_Requirements_
Retype all of the entries word for word.

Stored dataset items

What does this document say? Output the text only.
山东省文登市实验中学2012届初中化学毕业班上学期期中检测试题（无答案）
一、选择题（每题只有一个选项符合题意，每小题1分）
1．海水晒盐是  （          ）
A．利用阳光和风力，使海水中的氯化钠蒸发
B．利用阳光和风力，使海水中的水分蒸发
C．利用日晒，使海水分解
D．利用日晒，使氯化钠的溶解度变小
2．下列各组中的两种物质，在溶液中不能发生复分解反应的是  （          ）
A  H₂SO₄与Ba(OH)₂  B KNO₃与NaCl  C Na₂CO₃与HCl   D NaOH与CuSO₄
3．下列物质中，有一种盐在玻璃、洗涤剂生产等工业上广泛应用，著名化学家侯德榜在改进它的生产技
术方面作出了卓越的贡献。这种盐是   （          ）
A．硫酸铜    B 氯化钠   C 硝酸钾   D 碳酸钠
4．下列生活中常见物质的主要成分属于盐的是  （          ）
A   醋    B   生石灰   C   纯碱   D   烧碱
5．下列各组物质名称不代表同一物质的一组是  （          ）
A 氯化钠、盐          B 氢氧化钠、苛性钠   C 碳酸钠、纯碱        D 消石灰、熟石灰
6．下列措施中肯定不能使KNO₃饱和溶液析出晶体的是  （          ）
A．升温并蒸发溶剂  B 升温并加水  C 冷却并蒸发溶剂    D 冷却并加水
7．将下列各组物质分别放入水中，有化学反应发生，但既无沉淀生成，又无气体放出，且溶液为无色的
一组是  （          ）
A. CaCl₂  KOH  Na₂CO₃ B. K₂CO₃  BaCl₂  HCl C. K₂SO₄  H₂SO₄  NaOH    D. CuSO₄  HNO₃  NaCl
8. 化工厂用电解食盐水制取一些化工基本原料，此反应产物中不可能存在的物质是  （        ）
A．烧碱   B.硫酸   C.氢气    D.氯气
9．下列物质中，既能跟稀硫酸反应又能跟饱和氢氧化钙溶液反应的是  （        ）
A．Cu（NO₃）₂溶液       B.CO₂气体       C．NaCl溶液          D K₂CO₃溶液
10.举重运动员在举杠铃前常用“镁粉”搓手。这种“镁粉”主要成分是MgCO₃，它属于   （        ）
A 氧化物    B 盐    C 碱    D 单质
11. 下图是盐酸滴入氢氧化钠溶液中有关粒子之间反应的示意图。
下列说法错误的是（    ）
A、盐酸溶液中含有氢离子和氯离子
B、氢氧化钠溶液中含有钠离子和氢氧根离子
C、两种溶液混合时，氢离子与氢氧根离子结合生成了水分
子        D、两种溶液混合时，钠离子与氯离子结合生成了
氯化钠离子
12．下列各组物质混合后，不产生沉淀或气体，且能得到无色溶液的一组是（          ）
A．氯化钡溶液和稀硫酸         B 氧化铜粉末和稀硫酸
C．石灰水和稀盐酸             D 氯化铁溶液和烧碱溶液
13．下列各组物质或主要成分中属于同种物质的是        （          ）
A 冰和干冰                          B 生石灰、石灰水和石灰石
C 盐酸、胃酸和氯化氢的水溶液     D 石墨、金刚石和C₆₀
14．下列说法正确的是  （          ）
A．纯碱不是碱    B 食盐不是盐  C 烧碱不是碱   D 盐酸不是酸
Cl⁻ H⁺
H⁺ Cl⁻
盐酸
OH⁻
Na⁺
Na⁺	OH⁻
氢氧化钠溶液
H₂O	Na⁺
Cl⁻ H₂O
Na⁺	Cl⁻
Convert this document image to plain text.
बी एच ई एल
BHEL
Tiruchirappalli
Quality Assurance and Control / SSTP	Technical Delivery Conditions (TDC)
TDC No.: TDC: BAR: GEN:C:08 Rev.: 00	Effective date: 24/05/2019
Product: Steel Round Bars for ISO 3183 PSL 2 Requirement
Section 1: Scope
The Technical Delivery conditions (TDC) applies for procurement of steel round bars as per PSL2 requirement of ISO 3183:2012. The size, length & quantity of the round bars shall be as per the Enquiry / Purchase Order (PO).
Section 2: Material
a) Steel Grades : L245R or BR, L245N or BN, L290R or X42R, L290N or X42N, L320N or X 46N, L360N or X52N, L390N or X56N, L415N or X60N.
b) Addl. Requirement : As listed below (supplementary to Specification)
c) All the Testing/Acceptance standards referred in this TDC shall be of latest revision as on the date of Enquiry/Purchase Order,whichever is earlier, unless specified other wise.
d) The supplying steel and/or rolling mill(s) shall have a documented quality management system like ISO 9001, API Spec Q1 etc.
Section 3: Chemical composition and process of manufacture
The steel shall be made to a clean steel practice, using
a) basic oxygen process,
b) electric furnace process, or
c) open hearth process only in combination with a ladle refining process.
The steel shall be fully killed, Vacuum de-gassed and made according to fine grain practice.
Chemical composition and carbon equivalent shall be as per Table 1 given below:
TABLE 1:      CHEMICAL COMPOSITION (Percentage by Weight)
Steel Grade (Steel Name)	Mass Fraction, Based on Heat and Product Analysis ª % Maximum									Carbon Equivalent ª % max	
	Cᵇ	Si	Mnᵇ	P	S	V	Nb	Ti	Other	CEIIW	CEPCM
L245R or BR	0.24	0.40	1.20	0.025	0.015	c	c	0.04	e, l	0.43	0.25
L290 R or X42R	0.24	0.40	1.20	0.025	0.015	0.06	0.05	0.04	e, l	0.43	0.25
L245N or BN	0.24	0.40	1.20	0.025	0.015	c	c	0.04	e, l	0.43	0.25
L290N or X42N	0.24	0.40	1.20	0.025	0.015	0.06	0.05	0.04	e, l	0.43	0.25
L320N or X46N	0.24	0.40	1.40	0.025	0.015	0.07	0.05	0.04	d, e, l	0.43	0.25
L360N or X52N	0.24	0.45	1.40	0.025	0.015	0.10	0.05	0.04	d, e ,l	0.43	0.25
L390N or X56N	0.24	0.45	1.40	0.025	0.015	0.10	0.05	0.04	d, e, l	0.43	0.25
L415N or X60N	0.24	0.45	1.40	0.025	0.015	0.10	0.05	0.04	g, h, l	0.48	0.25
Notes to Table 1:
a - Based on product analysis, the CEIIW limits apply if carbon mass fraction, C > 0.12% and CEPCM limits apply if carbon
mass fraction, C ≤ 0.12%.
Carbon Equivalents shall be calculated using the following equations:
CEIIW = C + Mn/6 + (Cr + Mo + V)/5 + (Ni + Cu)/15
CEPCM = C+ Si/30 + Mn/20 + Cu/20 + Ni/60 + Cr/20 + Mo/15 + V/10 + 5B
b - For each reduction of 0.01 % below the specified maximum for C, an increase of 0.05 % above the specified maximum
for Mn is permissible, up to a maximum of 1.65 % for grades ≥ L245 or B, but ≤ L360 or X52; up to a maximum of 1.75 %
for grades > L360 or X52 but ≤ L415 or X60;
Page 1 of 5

_Exercise output_
What does this document say? Output the text only.
山东省文登市实验中学2012届初中化学毕业班上学期期中检测试题（无答案）
一、选择题（每题只有一个选项符合题意，每小题1分）
1．海水晒盐是  （          ）
A．利用阳光和风力，使海水中的氯化钠蒸发
B．利用阳光和风力，使海水中的水分蒸发
C．利用日晒，使海水分解
D．利用日晒，使氯化钠的溶解度变小
2．下列各组中的两种物质，在溶液中不能发生复分解反应的是  （          ）
A  H₂SO₄与Ba(OH)₂  B KNO₃与NaCl  C Na₂CO₃与HCl   D NaOH与CuSO₄
3．下列物质中，有一种盐在玻璃、洗涤剂生产等工业上广泛应用，著名化学家侯德榜在改进它的生产技
术方面作出了卓越的贡献。这种盐是   （          ）
A．硫酸铜    B 氯化钠   C 硝酸钾   D 碳酸钠
4．下列生活中常见物质的主要成分属于盐的是  （          ）
A   醋    B   生石灰   C   纯碱   D   烧碱
5．下列各组物质名称不代表同一物质的一组是  （          ）
A 氯化钠、盐          B 氢氧化钠、苛性钠   C 碳酸钠、纯碱        D 消石灰、熟石灰
6．下列措施中肯定不能使KNO₃饱和溶液析出晶体的是  （          ）
A．升温并蒸发溶剂  B 升温并加水  C 冷却并蒸发溶剂    D 冷却并加水
7．将下列各组物质分别放入水中，有化学反应发生，但既无沉淀生成，又无气体放出，且溶液为无色的
一组是  （          ）
A. CaCl₂  KOH  Na₂CO₃ B. K₂CO₃  BaCl₂  HCl C. K₂SO₄  H₂SO₄  NaOH    D. CuSO₄  HNO₃  NaCl
8. 化工厂用电解食盐水制取一些化工基本原料，此反应产物中不可能存在的物质是  （        ）
A．烧碱   B.硫酸   C.氢气    D.氯气
9．下列物质中，既能跟稀硫酸反应又能跟饱和氢氧化钙溶液反应的是  （        ）
A．Cu（NO₃）₂溶液       B.CO₂气体       C．NaCl溶液          D K₂CO₃溶液
10.举重运动员在举杠铃前常用“镁粉”搓手。这种“镁粉”主要成分是MgCO₃，它属于   （        ）
A 氧化物    B 盐    C 碱    D 单质
11. 下图是盐酸滴入氢氧化钠溶液中有关粒子之间反应的示意图。
下列说法错误的是（    ）
A、盐酸溶液中含有氢离子和氯离子
B、氢氧化钠溶液中含有钠离子和氢氧根离子
C、两种溶液混合时，氢离子与氢氧根离子结合生成了水分
子        D、两种溶液混合时，钠离子与氯离子结合生成了
氯化钠离子
12．下列各组物质混合后，不产生沉淀或气体，且能得到无色溶液的一组是（          ）
A．氯化钡溶液和稀硫酸         B 氧化铜粉末和稀硫酸
C．石灰水和稀盐酸             D 氯化铁溶液和烧碱溶液
13．下列各组物质或主要成分中属于同种物质的是        （          ）
A 冰和干冰                          B 生石灰、石灰水和石灰石
C 盐酸、胃酸和氯化氢的水溶液     D 石墨、金刚石和C₆₀
14．下列说法正确的是  （          ）
A．纯碱不是碱    B 食盐不是盐  C 烧碱不是碱   D 盐酸不是酸
Cl⁻ H⁺
H⁺ Cl⁻
盐酸
OH⁻
Na⁺
Na⁺	OH⁻
氢氧化钠溶液
H₂O	Na⁺
Cl⁻ H₂O
Na⁺	Cl⁻
Convert this document image to plain text.
बी एच ई एल
BHEL
Tiruchirappalli
Quality Assurance and Control / SSTP	Technical Delivery Conditions (TDC)
TDC No.: TDC: BAR: GEN:C:08 Rev.: 00	Effective date: 24/05/2019
Product: Steel Round Bars for ISO 3183 PSL 2 Requirement
Section 1: Scope
The Technical Delivery conditions (TDC) applies for procurement of steel round bars as per PSL2 requirement of ISO 3183:2012. The size, length & quantity of the round bars shall be as per the Enquiry / Purchase Order (PO).
Section 2: Material
a) Steel Grades : L245R or BR, L245N or BN, L290R or X42R, L290N or X42N, L320N or X 46N, L360N or X52N, L390N or X56N, L415N or X60N.
b) Addl. Requirement : As listed below (supplementary to Specification)
c) All the Testing/Acceptance standards referred in this TDC shall be of latest revision as on the date of Enquiry/Purchase Order,whichever is earlier, unless specified other wise.
d) The supplying steel and/or rolling mill(s) shall have a documented quality management system like ISO 9001, API Spec Q1 etc.
Section 3: Chemical composition and process of manufacture
The steel shall be made to a clean steel practice, using
a) basic oxygen process,
b) electric furnace process, or
c) open hearth process only in combination with a ladle refining process.
The steel shall be fully killed, Vacuum de-gassed and made according to fine grain practice.
Chemical composition and carbon equivalent shall be as per Table 1 given below:
TABLE 1:      CHEMICAL COMPOSITION (Percentage by Weight)
Steel Grade (Steel Name)	Mass Fraction, Based on Heat and Product Analysis ª % Maximum									Carbon Equivalent ª % max	
	Cᵇ	Si	Mnᵇ	P	S	V	Nb	Ti	Other	CEIIW	CEPCM
L245R or BR	0.24	0.40	1.20	0.025	0.015	c	c	0.04	e, l	0.43	0.25
L290 R or X42R	0.24	0.40	1.20	0.025	0.015	0.06	0.05	0.04	e, l	0.43	0.25
L245N or BN	0.24	0.40	1.20	0.025	0.015	c	c	0.04	e, l	0.43	0.25
L290N or X42N	0.24	0.40	1.20	0.025	0.015	0.06	0.05	0.04	e, l	0.43	0.25
L320N or X46N	0.24	0.40	1.40	0.025	0.015	0.07	0.05	0.04	d, e, l	0.43	0.25
L360N or X52N	0.24	0.45	1.40	0.025	0.015	0.10	0.05	0.04	d, e ,l	0.43	0.25
L390N or X56N	0.24	0.45	1.40	0.025	0.015	0.10	0.05	0.04	d, e, l	0.43	0.25
L415N or X60N	0.24	0.45	1.40	0.025	0.015	0.10	0.05	0.04	g, h, l	0.48	0.25
Notes to Table 1:
a - Based on product analysis, the CEIIW limits apply if carbon mass fraction, C > 0.12% and CEPCM limits apply if carbon
mass fraction, C ≤ 0.12%.
Carbon Equivalents shall be calculated using the following equations:
CEIIW = C + Mn/6 + (Cr + Mo + V)/5 + (Ni + Cu)/15
CEPCM = C+ Si/30 + Mn/20 + Cu/20 + Ni/60 + Cr/20 + Mo/15 + V/10 + 5B
b - For each reduction of 0.01 % below the specified maximum for C, an increase of 0.05 % above the specified maximum
for Mn is permissible, up to a maximum of 1.65 % for grades ≥ L245 or B, but ≤ L360 or X52; up to a maximum of 1.75 %
for grades > L360 or X52 but ≤ L415 or X60;
Page 1 of 5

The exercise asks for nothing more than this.